_TASK TO COMPLETE_
All entries must be repeated exactly; do not include the pictures.

(Extracted data entries)
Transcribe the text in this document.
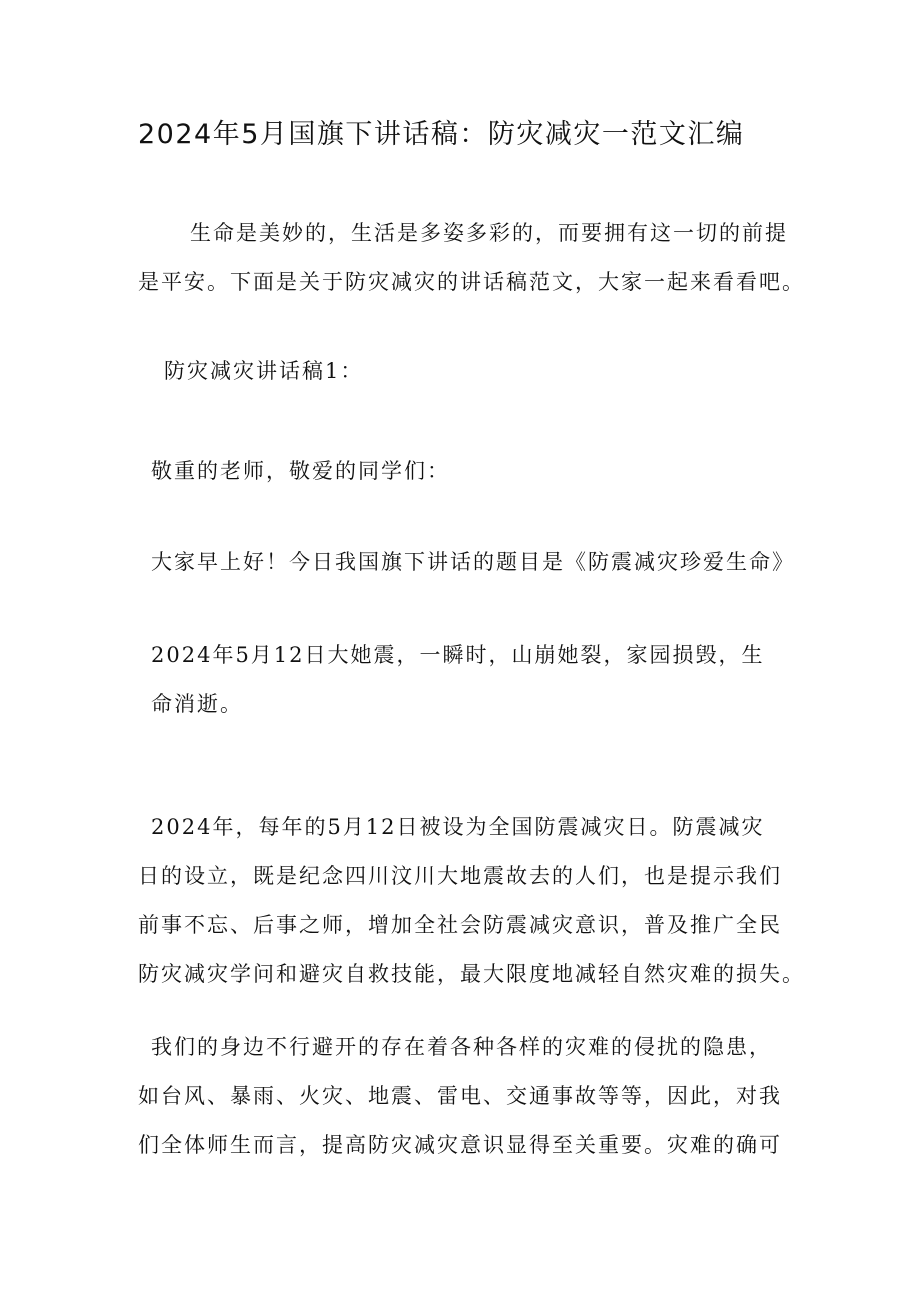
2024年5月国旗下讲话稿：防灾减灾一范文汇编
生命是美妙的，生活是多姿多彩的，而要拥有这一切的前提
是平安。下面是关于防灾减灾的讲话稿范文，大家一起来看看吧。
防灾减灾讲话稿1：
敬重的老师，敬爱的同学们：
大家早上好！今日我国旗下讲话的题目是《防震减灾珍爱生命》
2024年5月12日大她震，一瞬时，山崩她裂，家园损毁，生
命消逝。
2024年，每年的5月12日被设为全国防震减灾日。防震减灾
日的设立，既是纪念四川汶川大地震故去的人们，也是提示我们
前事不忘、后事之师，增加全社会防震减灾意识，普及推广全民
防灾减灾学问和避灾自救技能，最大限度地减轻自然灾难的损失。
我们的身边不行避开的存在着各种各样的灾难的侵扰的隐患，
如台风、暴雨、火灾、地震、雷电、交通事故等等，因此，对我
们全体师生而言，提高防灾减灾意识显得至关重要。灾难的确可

_SOLUTION TO THIS EXERCISE_
Transcribe the text in this document.
2024年5月国旗下讲话稿：防灾减灾一范文汇编
生命是美妙的，生活是多姿多彩的，而要拥有这一切的前提
是平安。下面是关于防灾减灾的讲话稿范文，大家一起来看看吧。
防灾减灾讲话稿1：
敬重的老师，敬爱的同学们：
大家早上好！今日我国旗下讲话的题目是《防震减灾珍爱生命》
2024年5月12日大她震，一瞬时，山崩她裂，家园损毁，生
命消逝。
2024年，每年的5月12日被设为全国防震减灾日。防震减灾
日的设立，既是纪念四川汶川大地震故去的人们，也是提示我们
前事不忘、后事之师，增加全社会防震减灾意识，普及推广全民
防灾减灾学问和避灾自救技能，最大限度地减轻自然灾难的损失。
我们的身边不行避开的存在着各种各样的灾难的侵扰的隐患，
如台风、暴雨、火灾、地震、雷电、交通事故等等，因此，对我
们全体师生而言，提高防灾减灾意识显得至关重要。灾难的确可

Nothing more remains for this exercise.